(Entries from a dataset)
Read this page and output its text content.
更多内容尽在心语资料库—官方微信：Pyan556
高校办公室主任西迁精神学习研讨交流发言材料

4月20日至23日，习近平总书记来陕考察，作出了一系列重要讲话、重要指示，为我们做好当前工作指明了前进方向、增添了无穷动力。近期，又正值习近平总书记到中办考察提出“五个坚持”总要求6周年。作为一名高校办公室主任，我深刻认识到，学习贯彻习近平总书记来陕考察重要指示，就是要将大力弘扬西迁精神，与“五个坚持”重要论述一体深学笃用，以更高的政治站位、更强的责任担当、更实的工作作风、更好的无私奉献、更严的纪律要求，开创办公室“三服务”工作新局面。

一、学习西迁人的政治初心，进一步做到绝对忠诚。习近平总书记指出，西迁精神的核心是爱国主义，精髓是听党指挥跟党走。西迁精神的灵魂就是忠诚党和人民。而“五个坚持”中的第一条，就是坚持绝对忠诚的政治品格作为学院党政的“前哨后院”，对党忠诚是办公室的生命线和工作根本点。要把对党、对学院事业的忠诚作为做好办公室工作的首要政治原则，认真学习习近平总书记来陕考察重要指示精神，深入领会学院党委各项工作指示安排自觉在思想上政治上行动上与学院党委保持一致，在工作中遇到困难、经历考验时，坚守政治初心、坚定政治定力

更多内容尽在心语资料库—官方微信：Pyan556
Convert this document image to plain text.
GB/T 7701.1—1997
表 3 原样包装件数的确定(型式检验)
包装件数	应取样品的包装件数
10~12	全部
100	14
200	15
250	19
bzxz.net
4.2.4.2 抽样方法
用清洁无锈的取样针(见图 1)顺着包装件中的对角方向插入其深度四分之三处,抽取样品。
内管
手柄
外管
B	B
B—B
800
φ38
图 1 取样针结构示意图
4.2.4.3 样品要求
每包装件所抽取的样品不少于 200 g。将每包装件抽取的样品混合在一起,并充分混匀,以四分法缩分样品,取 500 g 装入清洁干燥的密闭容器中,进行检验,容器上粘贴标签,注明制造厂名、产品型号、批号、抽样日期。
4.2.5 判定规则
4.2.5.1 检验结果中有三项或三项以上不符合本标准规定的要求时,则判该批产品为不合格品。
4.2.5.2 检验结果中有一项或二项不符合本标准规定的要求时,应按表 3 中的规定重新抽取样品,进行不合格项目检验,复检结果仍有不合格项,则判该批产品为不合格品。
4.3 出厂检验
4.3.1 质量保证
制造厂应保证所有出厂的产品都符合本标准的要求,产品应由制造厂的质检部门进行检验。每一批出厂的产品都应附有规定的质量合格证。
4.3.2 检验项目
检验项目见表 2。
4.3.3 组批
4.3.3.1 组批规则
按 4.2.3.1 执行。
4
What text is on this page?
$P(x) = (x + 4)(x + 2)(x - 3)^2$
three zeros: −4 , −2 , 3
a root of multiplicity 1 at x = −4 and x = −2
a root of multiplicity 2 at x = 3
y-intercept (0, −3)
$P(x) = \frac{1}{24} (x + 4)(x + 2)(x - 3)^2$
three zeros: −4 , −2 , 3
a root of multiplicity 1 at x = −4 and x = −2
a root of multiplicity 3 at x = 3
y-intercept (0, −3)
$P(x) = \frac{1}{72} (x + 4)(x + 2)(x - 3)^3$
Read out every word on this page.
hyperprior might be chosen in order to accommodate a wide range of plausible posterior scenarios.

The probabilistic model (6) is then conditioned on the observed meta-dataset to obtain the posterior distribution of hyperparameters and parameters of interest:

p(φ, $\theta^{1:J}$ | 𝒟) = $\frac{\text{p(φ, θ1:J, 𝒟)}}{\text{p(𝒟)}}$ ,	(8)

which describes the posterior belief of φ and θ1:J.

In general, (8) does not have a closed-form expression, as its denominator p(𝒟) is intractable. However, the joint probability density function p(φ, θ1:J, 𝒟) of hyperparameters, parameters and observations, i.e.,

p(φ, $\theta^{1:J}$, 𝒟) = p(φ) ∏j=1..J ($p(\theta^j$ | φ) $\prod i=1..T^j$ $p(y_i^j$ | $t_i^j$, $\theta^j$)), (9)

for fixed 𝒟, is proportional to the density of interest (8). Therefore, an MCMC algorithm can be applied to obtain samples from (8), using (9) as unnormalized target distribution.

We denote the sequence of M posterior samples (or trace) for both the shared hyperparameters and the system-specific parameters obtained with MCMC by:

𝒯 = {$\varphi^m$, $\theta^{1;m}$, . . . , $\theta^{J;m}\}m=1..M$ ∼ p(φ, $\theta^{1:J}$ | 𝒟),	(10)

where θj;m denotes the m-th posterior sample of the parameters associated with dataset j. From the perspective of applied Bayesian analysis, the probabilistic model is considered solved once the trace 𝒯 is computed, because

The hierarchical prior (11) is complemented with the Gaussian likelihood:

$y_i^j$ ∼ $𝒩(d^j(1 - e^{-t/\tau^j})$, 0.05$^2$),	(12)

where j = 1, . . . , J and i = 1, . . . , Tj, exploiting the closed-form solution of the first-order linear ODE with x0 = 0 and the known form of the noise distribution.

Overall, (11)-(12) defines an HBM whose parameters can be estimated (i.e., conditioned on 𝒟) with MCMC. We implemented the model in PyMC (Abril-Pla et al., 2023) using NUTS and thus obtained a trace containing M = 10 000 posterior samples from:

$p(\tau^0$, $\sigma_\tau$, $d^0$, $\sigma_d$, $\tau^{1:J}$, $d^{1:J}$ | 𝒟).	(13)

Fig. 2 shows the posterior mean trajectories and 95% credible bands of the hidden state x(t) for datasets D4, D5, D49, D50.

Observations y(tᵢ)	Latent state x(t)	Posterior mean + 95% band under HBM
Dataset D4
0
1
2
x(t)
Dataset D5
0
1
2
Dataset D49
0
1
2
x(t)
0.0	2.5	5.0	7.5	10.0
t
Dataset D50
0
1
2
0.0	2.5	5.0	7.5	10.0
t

(Problem requirements)
Copy each line of the listing that includes "则判该批产品为不合格品".

(Task answer)
4.2.5.1 检验结果中有三项或三项以上不符合本标准规定的要求时,则判该批产品为不合格品。
4.2.5.2 检验结果中有一项或二项不符合本标准规定的要求时,应按表 3 中的规定重新抽取样品,进行不合格项目检验,复检结果仍有不合格项,则判该批产品为不合格品。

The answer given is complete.